PROBLEM TO SOLVE: Lines that contain "text" are to be counted; give only their number.

(Entries from a dataset)
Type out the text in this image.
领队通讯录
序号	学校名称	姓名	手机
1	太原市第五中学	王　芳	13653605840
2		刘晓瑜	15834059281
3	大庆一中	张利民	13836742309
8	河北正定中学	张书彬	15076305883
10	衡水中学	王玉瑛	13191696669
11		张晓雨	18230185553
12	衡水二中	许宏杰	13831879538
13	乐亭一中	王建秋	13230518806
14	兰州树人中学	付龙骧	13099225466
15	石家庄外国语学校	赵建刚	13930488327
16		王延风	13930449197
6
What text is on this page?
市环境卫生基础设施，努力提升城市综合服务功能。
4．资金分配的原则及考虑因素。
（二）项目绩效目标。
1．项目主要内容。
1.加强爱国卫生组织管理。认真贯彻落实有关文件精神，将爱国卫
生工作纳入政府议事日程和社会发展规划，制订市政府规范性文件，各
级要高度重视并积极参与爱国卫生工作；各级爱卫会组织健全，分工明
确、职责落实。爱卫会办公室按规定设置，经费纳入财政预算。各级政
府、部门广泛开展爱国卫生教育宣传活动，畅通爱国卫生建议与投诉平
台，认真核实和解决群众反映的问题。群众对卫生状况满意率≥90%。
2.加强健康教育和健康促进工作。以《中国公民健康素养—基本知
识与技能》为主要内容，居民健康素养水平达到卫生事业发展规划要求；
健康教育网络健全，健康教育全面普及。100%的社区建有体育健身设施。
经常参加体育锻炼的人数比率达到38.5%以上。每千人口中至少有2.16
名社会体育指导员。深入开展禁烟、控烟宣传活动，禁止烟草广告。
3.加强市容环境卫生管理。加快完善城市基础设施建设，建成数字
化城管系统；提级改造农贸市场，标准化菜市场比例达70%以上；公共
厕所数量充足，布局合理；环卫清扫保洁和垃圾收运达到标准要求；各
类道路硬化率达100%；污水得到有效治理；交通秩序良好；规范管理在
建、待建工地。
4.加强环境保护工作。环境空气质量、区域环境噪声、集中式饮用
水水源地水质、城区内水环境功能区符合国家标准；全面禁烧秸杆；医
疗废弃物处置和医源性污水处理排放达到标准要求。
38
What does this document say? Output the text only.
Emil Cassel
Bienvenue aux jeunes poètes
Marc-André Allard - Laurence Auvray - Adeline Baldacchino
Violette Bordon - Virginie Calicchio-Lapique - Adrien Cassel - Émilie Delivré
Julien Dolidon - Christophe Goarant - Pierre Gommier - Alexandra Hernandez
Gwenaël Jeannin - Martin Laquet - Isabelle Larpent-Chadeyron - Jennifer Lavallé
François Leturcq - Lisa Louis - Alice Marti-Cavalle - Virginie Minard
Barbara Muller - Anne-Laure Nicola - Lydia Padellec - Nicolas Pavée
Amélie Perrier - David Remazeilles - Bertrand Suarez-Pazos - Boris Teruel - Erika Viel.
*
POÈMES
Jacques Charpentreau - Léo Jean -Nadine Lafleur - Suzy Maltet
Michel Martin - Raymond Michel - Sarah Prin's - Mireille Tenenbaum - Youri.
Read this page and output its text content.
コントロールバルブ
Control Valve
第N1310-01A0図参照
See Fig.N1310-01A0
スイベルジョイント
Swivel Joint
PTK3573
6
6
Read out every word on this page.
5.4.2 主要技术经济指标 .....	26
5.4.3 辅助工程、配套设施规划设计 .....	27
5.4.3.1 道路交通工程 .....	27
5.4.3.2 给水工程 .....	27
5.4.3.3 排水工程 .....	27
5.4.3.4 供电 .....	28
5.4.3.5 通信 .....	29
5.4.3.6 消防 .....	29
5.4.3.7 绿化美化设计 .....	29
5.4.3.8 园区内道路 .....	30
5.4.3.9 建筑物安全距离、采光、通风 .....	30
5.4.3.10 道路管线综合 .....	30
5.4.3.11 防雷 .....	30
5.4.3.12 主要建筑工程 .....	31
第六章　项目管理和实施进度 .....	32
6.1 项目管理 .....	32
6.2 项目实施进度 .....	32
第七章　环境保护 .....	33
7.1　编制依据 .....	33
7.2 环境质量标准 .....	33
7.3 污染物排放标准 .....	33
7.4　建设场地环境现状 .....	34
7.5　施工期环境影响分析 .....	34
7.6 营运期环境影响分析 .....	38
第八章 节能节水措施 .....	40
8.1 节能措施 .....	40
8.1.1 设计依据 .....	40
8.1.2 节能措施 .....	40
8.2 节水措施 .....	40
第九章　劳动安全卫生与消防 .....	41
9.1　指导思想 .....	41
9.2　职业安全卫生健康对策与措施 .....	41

SOLUTION TO THIS PROBLEM: 4